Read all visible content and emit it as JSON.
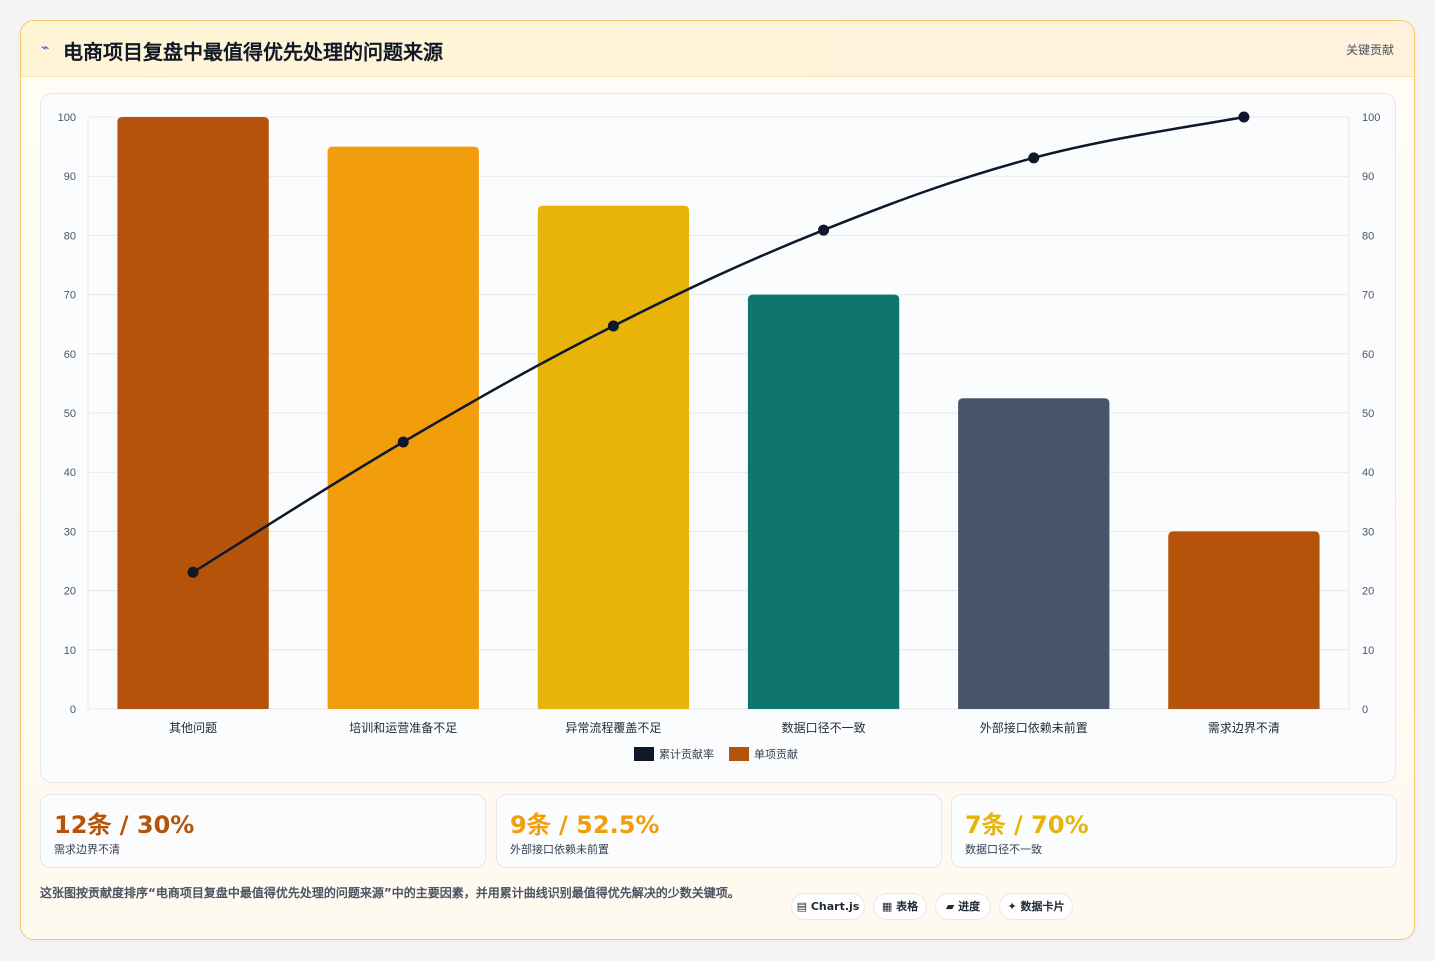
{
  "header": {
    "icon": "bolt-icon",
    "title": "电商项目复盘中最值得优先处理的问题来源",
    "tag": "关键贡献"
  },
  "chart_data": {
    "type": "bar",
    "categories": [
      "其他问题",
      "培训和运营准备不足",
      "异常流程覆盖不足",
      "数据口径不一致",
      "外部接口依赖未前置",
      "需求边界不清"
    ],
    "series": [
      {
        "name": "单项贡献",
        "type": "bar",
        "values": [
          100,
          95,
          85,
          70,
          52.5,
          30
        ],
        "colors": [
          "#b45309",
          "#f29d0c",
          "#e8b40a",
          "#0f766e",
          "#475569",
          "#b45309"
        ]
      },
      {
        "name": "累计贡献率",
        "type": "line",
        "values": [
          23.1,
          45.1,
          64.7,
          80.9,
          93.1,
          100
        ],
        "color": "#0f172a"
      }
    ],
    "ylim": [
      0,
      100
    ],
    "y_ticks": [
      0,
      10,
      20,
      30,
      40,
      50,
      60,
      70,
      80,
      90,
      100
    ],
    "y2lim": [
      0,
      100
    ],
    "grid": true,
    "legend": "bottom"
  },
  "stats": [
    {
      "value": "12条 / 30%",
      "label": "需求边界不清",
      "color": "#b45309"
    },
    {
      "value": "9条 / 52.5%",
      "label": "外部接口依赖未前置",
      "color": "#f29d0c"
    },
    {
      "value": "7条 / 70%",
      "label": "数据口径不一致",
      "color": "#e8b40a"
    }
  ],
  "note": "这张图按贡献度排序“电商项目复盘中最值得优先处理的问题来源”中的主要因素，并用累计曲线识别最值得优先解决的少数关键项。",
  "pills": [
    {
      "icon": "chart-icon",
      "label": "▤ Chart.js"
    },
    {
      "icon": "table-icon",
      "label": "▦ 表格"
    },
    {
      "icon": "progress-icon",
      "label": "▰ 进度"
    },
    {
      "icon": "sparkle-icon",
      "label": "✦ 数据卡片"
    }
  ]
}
★ ★ ★ ★
Select all lines in the listing that include the word "label".

      "label": "需求边界不清",
      "label": "外部接口依赖未前置",
      "label": "数据口径不一致",
      "label": "▤ Chart.js"
      "label": "▦ 表格"
      "label": "▰ 进度"
      "label": "✦ 数据卡片"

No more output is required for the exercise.